→ **The request**
Return all of the entries exactly, with nothing added or left out.

→ **Materials provided**

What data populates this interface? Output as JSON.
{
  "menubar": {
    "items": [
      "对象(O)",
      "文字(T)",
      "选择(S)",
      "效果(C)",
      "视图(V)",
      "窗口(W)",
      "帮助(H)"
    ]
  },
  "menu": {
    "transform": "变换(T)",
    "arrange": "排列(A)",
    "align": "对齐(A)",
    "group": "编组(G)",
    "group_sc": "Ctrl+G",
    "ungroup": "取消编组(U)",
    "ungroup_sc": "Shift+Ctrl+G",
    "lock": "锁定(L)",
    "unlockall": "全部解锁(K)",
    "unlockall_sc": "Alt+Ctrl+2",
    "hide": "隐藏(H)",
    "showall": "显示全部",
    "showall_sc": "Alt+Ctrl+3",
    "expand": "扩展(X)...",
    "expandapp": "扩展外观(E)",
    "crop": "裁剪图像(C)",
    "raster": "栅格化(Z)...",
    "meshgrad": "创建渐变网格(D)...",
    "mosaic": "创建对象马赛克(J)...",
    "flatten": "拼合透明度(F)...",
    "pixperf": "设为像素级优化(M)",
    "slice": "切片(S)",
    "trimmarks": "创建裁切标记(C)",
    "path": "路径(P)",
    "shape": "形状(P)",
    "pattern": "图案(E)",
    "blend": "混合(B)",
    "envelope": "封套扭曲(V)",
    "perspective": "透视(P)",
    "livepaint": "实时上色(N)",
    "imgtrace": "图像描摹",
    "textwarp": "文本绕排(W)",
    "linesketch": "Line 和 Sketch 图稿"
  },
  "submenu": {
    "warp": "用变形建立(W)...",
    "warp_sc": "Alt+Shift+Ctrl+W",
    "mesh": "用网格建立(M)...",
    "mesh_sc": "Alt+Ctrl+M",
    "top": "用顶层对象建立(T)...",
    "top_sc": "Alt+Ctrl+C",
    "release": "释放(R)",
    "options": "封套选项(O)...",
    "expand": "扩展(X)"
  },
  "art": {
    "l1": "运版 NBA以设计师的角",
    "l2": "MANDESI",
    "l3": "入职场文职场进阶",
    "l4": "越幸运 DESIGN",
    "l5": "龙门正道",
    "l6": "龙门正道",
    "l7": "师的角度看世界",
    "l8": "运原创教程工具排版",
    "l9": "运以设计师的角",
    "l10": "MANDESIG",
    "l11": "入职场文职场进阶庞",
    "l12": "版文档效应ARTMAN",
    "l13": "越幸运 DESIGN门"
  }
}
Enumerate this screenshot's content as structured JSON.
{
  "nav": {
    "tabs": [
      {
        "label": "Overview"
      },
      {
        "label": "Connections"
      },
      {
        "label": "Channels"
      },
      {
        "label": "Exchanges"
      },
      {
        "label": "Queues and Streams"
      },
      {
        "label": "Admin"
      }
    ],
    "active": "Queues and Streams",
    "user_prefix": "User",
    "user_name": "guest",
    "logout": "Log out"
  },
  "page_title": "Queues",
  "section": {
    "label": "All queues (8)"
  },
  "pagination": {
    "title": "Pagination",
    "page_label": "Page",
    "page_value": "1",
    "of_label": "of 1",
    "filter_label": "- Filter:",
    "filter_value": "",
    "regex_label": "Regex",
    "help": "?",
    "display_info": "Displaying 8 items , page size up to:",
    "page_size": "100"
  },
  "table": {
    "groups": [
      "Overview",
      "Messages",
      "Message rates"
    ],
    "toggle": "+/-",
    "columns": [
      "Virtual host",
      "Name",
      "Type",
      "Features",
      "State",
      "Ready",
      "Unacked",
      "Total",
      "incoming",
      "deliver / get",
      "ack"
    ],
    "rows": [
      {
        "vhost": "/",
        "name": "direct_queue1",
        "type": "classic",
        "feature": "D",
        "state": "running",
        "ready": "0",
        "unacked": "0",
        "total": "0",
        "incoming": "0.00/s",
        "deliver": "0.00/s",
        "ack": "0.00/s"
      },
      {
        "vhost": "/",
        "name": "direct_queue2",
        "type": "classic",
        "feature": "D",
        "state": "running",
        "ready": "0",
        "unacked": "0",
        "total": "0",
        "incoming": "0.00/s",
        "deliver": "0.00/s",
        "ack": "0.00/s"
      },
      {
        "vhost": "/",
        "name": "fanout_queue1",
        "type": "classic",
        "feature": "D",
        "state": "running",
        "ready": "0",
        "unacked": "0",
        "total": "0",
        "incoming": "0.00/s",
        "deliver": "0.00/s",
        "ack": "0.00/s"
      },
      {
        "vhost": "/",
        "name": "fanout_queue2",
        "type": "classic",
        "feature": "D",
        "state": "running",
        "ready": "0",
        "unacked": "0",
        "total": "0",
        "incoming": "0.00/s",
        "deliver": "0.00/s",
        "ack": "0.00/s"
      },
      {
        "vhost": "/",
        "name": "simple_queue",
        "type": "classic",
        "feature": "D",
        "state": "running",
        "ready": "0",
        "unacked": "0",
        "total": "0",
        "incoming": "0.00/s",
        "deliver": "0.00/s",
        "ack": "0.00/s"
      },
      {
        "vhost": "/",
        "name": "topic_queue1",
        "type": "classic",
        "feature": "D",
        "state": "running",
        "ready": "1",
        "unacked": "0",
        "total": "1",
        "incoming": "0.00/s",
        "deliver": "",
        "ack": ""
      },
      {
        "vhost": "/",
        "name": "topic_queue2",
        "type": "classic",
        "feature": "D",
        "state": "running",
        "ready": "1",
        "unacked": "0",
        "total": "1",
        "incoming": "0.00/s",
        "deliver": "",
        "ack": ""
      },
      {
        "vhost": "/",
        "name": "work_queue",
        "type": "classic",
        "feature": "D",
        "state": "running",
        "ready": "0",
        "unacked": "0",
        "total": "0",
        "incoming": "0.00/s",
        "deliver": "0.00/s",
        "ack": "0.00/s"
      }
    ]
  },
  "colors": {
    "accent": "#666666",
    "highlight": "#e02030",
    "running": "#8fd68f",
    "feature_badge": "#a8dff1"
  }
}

→ **Answer for this exercise**
What data populates this interface? Output as JSON.
{
  "menubar": {
    "items": [
      "对象(O)",
      "文字(T)",
      "选择(S)",
      "效果(C)",
      "视图(V)",
      "窗口(W)",
      "帮助(H)"
    ]
  },
  "menu": {
    "transform": "变换(T)",
    "arrange": "排列(A)",
    "align": "对齐(A)",
    "group": "编组(G)",
    "group_sc": "Ctrl+G",
    "ungroup": "取消编组(U)",
    "ungroup_sc": "Shift+Ctrl+G",
    "lock": "锁定(L)",
    "unlockall": "全部解锁(K)",
    "unlockall_sc": "Alt+Ctrl+2",
    "hide": "隐藏(H)",
    "showall": "显示全部",
    "showall_sc": "Alt+Ctrl+3",
    "expand": "扩展(X)...",
    "expandapp": "扩展外观(E)",
    "crop": "裁剪图像(C)",
    "raster": "栅格化(Z)...",
    "meshgrad": "创建渐变网格(D)...",
    "mosaic": "创建对象马赛克(J)...",
    "flatten": "拼合透明度(F)...",
    "pixperf": "设为像素级优化(M)",
    "slice": "切片(S)",
    "trimmarks": "创建裁切标记(C)",
    "path": "路径(P)",
    "shape": "形状(P)",
    "pattern": "图案(E)",
    "blend": "混合(B)",
    "envelope": "封套扭曲(V)",
    "perspective": "透视(P)",
    "livepaint": "实时上色(N)",
    "imgtrace": "图像描摹",
    "textwarp": "文本绕排(W)",
    "linesketch": "Line 和 Sketch 图稿"
  },
  "submenu": {
    "warp": "用变形建立(W)...",
    "warp_sc": "Alt+Shift+Ctrl+W",
    "mesh": "用网格建立(M)...",
    "mesh_sc": "Alt+Ctrl+M",
    "top": "用顶层对象建立(T)...",
    "top_sc": "Alt+Ctrl+C",
    "release": "释放(R)",
    "options": "封套选项(O)...",
    "expand": "扩展(X)"
  },
  "art": {
    "l1": "运版 NBA以设计师的角",
    "l2": "MANDESI",
    "l3": "入职场文职场进阶",
    "l4": "越幸运 DESIGN",
    "l5": "龙门正道",
    "l6": "龙门正道",
    "l7": "师的角度看世界",
    "l8": "运原创教程工具排版",
    "l9": "运以设计师的角",
    "l10": "MANDESIG",
    "l11": "入职场文职场进阶庞",
    "l12": "版文档效应ARTMAN",
    "l13": "越幸运 DESIGN门"
  }
}
Enumerate this screenshot's content as structured JSON.
{
  "nav": {
    "tabs": [
      {
        "label": "Overview"
      },
      {
        "label": "Connections"
      },
      {
        "label": "Channels"
      },
      {
        "label": "Exchanges"
      },
      {
        "label": "Queues and Streams"
      },
      {
        "label": "Admin"
      }
    ],
    "active": "Queues and Streams",
    "user_prefix": "User",
    "user_name": "guest",
    "logout": "Log out"
  },
  "page_title": "Queues",
  "section": {
    "label": "All queues (8)"
  },
  "pagination": {
    "title": "Pagination",
    "page_label": "Page",
    "page_value": "1",
    "of_label": "of 1",
    "filter_label": "- Filter:",
    "filter_value": "",
    "regex_label": "Regex",
    "help": "?",
    "display_info": "Displaying 8 items , page size up to:",
    "page_size": "100"
  },
  "table": {
    "groups": [
      "Overview",
      "Messages",
      "Message rates"
    ],
    "toggle": "+/-",
    "columns": [
      "Virtual host",
      "Name",
      "Type",
      "Features",
      "State",
      "Ready",
      "Unacked",
      "Total",
      "incoming",
      "deliver / get",
      "ack"
    ],
    "rows": [
      {
        "vhost": "/",
        "name": "direct_queue1",
        "type": "classic",
        "feature": "D",
        "state": "running",
        "ready": "0",
        "unacked": "0",
        "total": "0",
        "incoming": "0.00/s",
        "deliver": "0.00/s",
        "ack": "0.00/s"
      },
      {
        "vhost": "/",
        "name": "direct_queue2",
        "type": "classic",
        "feature": "D",
        "state": "running",
        "ready": "0",
        "unacked": "0",
        "total": "0",
        "incoming": "0.00/s",
        "deliver": "0.00/s",
        "ack": "0.00/s"
      },
      {
        "vhost": "/",
        "name": "fanout_queue1",
        "type": "classic",
        "feature": "D",
        "state": "running",
        "ready": "0",
        "unacked": "0",
        "total": "0",
        "incoming": "0.00/s",
        "deliver": "0.00/s",
        "ack": "0.00/s"
      },
      {
        "vhost": "/",
        "name": "fanout_queue2",
        "type": "classic",
        "feature": "D",
        "state": "running",
        "ready": "0",
        "unacked": "0",
        "total": "0",
        "incoming": "0.00/s",
        "deliver": "0.00/s",
        "ack": "0.00/s"
      },
      {
        "vhost": "/",
        "name": "simple_queue",
        "type": "classic",
        "feature": "D",
        "state": "running",
        "ready": "0",
        "unacked": "0",
        "total": "0",
        "incoming": "0.00/s",
        "deliver": "0.00/s",
        "ack": "0.00/s"
      },
      {
        "vhost": "/",
        "name": "topic_queue1",
        "type": "classic",
        "feature": "D",
        "state": "running",
        "ready": "1",
        "unacked": "0",
        "total": "1",
        "incoming": "0.00/s",
        "deliver": "",
        "ack": ""
      },
      {
        "vhost": "/",
        "name": "topic_queue2",
        "type": "classic",
        "feature": "D",
        "state": "running",
        "ready": "1",
        "unacked": "0",
        "total": "1",
        "incoming": "0.00/s",
        "deliver": "",
        "ack": ""
      },
      {
        "vhost": "/",
        "name": "work_queue",
        "type": "classic",
        "feature": "D",
        "state": "running",
        "ready": "0",
        "unacked": "0",
        "total": "0",
        "incoming": "0.00/s",
        "deliver": "0.00/s",
        "ack": "0.00/s"
      }
    ]
  },
  "colors": {
    "accent": "#666666",
    "highlight": "#e02030",
    "running": "#8fd68f",
    "feature_badge": "#a8dff1"
  }
}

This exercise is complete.